WHAT YOU HAVE TO DO
State how many lines of the records contain the string "this", and give no other information.

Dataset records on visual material
━━━━━━━━━━━━━━━━━━━━
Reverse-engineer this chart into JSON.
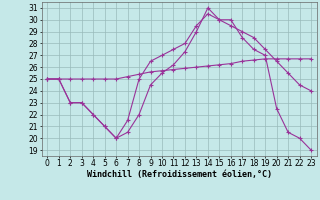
{
  "xlabel": "Windchill (Refroidissement éolien,°C)",
  "background_color": "#c5e8e8",
  "grid_color": "#99bbbb",
  "line_color": "#993399",
  "xlim": [
    -0.5,
    23.5
  ],
  "ylim": [
    18.5,
    31.5
  ],
  "xticks": [
    0,
    1,
    2,
    3,
    4,
    5,
    6,
    7,
    8,
    9,
    10,
    11,
    12,
    13,
    14,
    15,
    16,
    17,
    18,
    19,
    20,
    21,
    22,
    23
  ],
  "yticks": [
    19,
    20,
    21,
    22,
    23,
    24,
    25,
    26,
    27,
    28,
    29,
    30,
    31
  ],
  "series1": [
    25.0,
    25.0,
    23.0,
    23.0,
    22.0,
    21.0,
    20.0,
    20.5,
    22.0,
    24.5,
    25.5,
    26.2,
    27.3,
    29.0,
    31.0,
    30.0,
    30.0,
    28.5,
    27.5,
    27.0,
    22.5,
    20.5,
    20.0,
    19.0
  ],
  "series2": [
    25.0,
    25.0,
    25.0,
    25.0,
    25.0,
    25.0,
    25.0,
    25.2,
    25.4,
    25.6,
    25.7,
    25.8,
    25.9,
    26.0,
    26.1,
    26.2,
    26.3,
    26.5,
    26.6,
    26.7,
    26.7,
    26.7,
    26.7,
    26.7
  ],
  "series3": [
    25.0,
    25.0,
    23.0,
    23.0,
    22.0,
    21.0,
    20.0,
    21.5,
    25.0,
    26.5,
    27.0,
    27.5,
    28.0,
    29.5,
    30.5,
    30.0,
    29.5,
    29.0,
    28.5,
    27.5,
    26.5,
    25.5,
    24.5,
    24.0
  ],
  "marker": "+",
  "markersize": 3,
  "linewidth": 0.8,
  "xlabel_fontsize": 6,
  "tick_fontsize": 5.5
}
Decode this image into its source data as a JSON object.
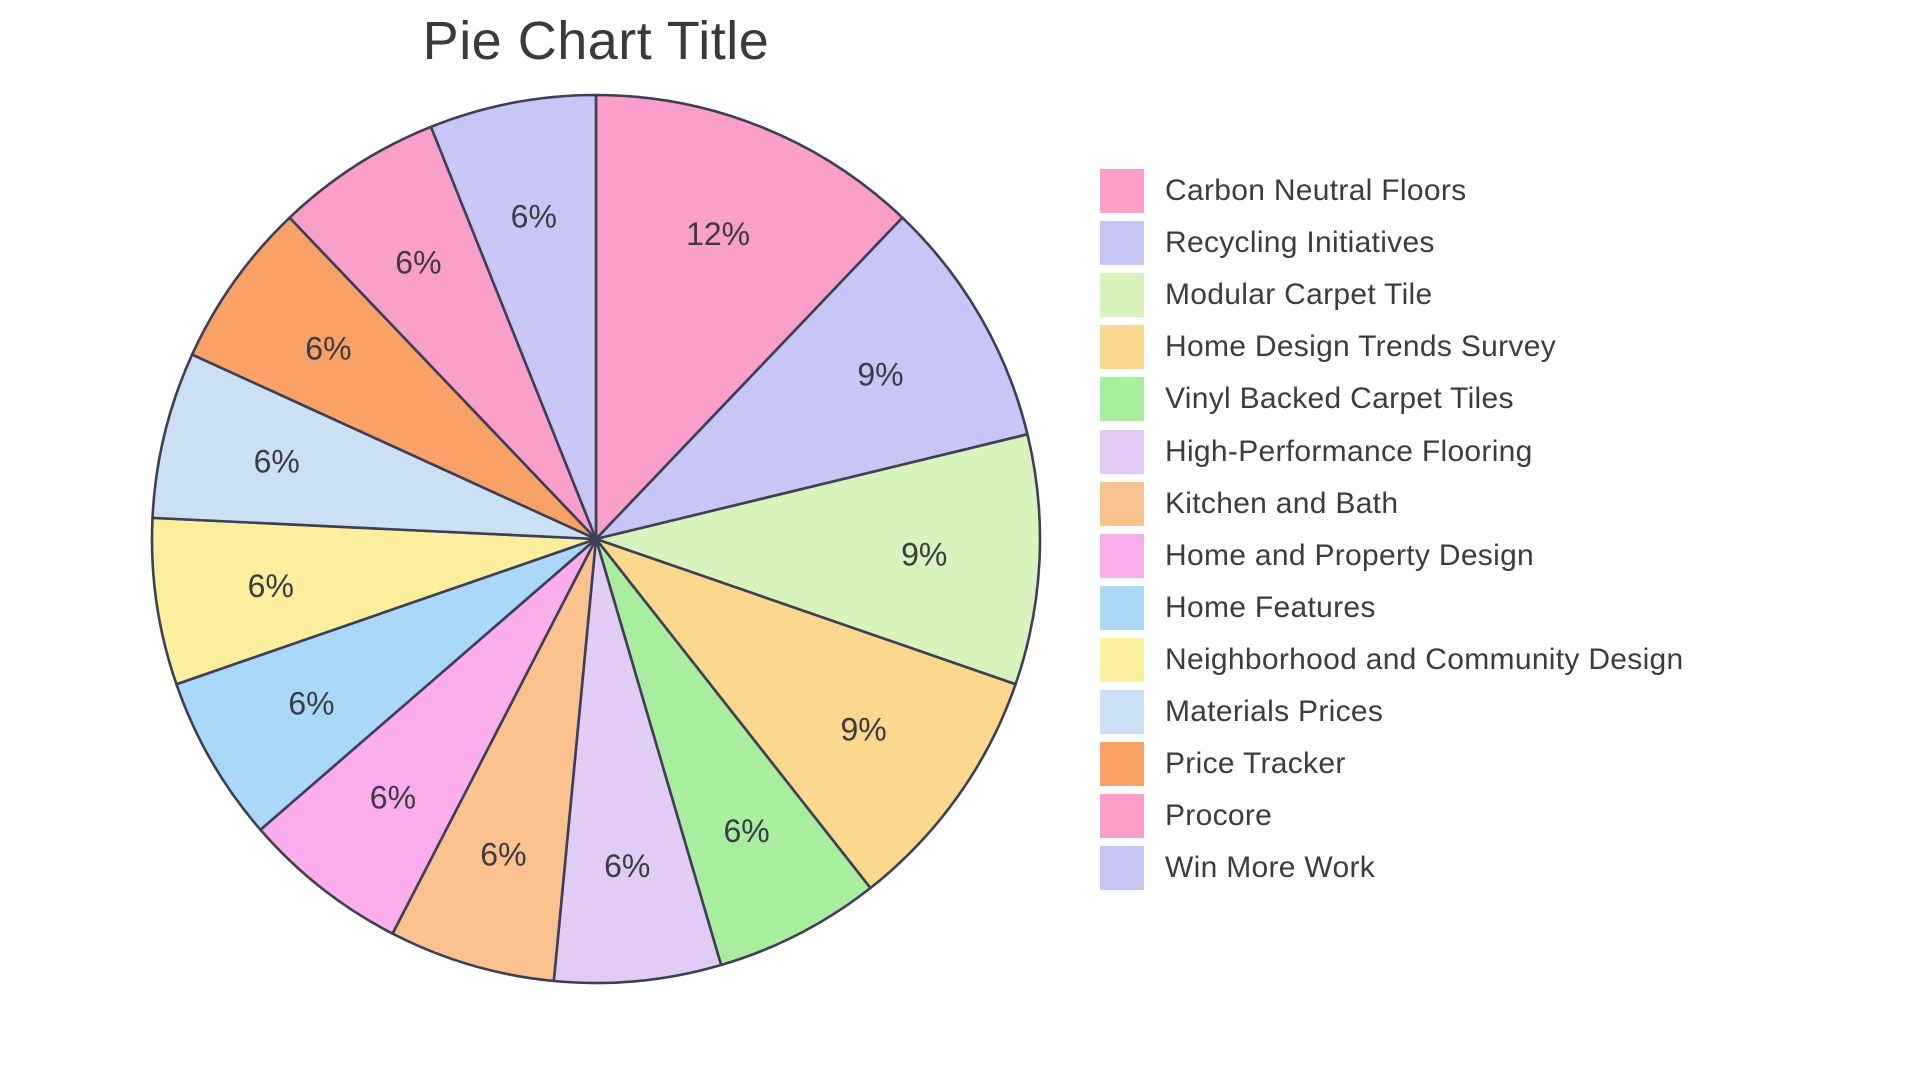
{
  "chart_data": {
    "type": "pie",
    "title": "Pie Chart Title",
    "legend_position": "right",
    "start_angle": "12 o'clock, clockwise",
    "wedge_border_color": "#3e3e54",
    "percent_label_color": "#3b3b46",
    "title_color": "#3a3a3a",
    "legend_text_color": "#3c3c3c",
    "slices": [
      {
        "label": "Carbon Neutral Floors",
        "percent": 12,
        "color": "#f99fca"
      },
      {
        "label": "Recycling Initiatives",
        "percent": 9,
        "color": "#c7c6f5"
      },
      {
        "label": "Modular Carpet Tile",
        "percent": 9,
        "color": "#d8f3bb"
      },
      {
        "label": "Home Design Trends Survey",
        "percent": 9,
        "color": "#fad88d"
      },
      {
        "label": "Vinyl Backed Carpet Tiles",
        "percent": 6,
        "color": "#a8ee9e"
      },
      {
        "label": "High-Performance Flooring",
        "percent": 6,
        "color": "#e1ccf5"
      },
      {
        "label": "Kitchen and Bath",
        "percent": 6,
        "color": "#fac28f"
      },
      {
        "label": "Home and Property Design",
        "percent": 6,
        "color": "#faaeec"
      },
      {
        "label": "Home Features",
        "percent": 6,
        "color": "#aad8f8"
      },
      {
        "label": "Neighborhood and Community Design",
        "percent": 6,
        "color": "#fbef9e"
      },
      {
        "label": "Materials Prices",
        "percent": 6,
        "color": "#cbe0f4"
      },
      {
        "label": "Price Tracker",
        "percent": 6,
        "color": "#faa168"
      },
      {
        "label": "Procore",
        "percent": 6,
        "color": "#f99fca"
      },
      {
        "label": "Win More Work",
        "percent": 6,
        "color": "#c7c6f5"
      }
    ]
  }
}
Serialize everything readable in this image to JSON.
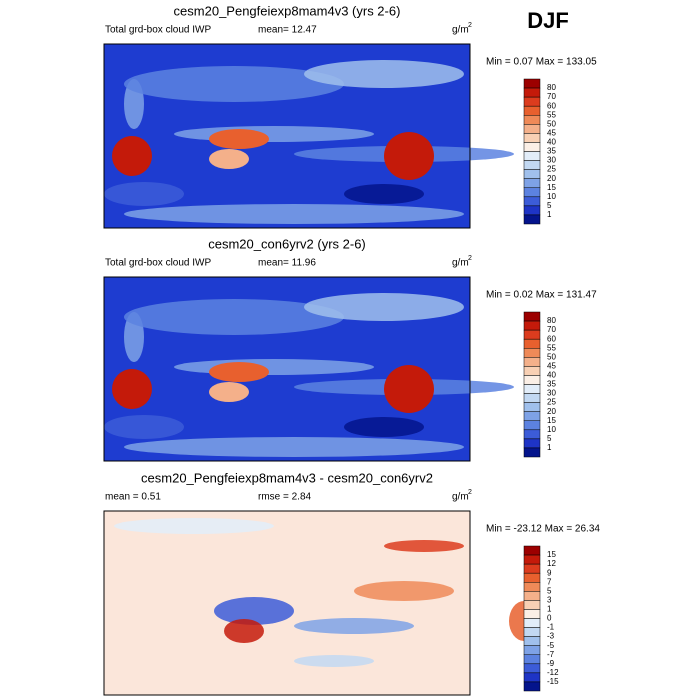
{
  "season": "DJF",
  "panels": [
    {
      "title": "cesm20_Pengfeiexp8mam4v3 (yrs 2-6)",
      "left_label": "Total grd-box cloud IWP",
      "stat1": "mean=  12.47",
      "units": "g/m",
      "units_sup": "2",
      "minmax": "Min =   0.07 Max = 133.05",
      "levels": [
        "80",
        "70",
        "60",
        "55",
        "50",
        "45",
        "40",
        "35",
        "30",
        "25",
        "20",
        "15",
        "10",
        "5",
        "1"
      ],
      "colors": [
        "#9c0000",
        "#c41a0a",
        "#dc3c1e",
        "#e8602e",
        "#ef8a58",
        "#f4b08a",
        "#f8d0b4",
        "#fbefe6",
        "#e2edf9",
        "#c2d8f2",
        "#a0c0ec",
        "#7ea2e6",
        "#5c82e0",
        "#3c5cd8",
        "#1e34c6",
        "#04148c"
      ]
    },
    {
      "title": "cesm20_con6yrv2 (yrs 2-6)",
      "left_label": "Total grd-box cloud IWP",
      "stat1": "mean=  11.96",
      "units": "g/m",
      "units_sup": "2",
      "minmax": "Min =   0.02 Max = 131.47",
      "levels": [
        "80",
        "70",
        "60",
        "55",
        "50",
        "45",
        "40",
        "35",
        "30",
        "25",
        "20",
        "15",
        "10",
        "5",
        "1"
      ],
      "colors": [
        "#9c0000",
        "#c41a0a",
        "#dc3c1e",
        "#e8602e",
        "#ef8a58",
        "#f4b08a",
        "#f8d0b4",
        "#fbefe6",
        "#e2edf9",
        "#c2d8f2",
        "#a0c0ec",
        "#7ea2e6",
        "#5c82e0",
        "#3c5cd8",
        "#1e34c6",
        "#04148c"
      ]
    },
    {
      "title": "cesm20_Pengfeiexp8mam4v3 - cesm20_con6yrv2",
      "left_label": "mean =   0.51",
      "stat1": "rmse =   2.84",
      "units": "g/m",
      "units_sup": "2",
      "minmax": "Min = -23.12 Max =  26.34",
      "levels": [
        "15",
        "12",
        "9",
        "7",
        "5",
        "3",
        "1",
        "0",
        "-1",
        "-3",
        "-5",
        "-7",
        "-9",
        "-12",
        "-15"
      ],
      "colors": [
        "#9c0000",
        "#c41a0a",
        "#dc3c1e",
        "#e8602e",
        "#ef8a58",
        "#f4b08a",
        "#f8d0b4",
        "#fbefe6",
        "#e2edf9",
        "#c2d8f2",
        "#a0c0ec",
        "#7ea2e6",
        "#5c82e0",
        "#3c5cd8",
        "#1e34c6",
        "#04148c"
      ]
    }
  ]
}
━━━━━━━━━━━━━━━━━━━━
WRITTEN RESPONSE
3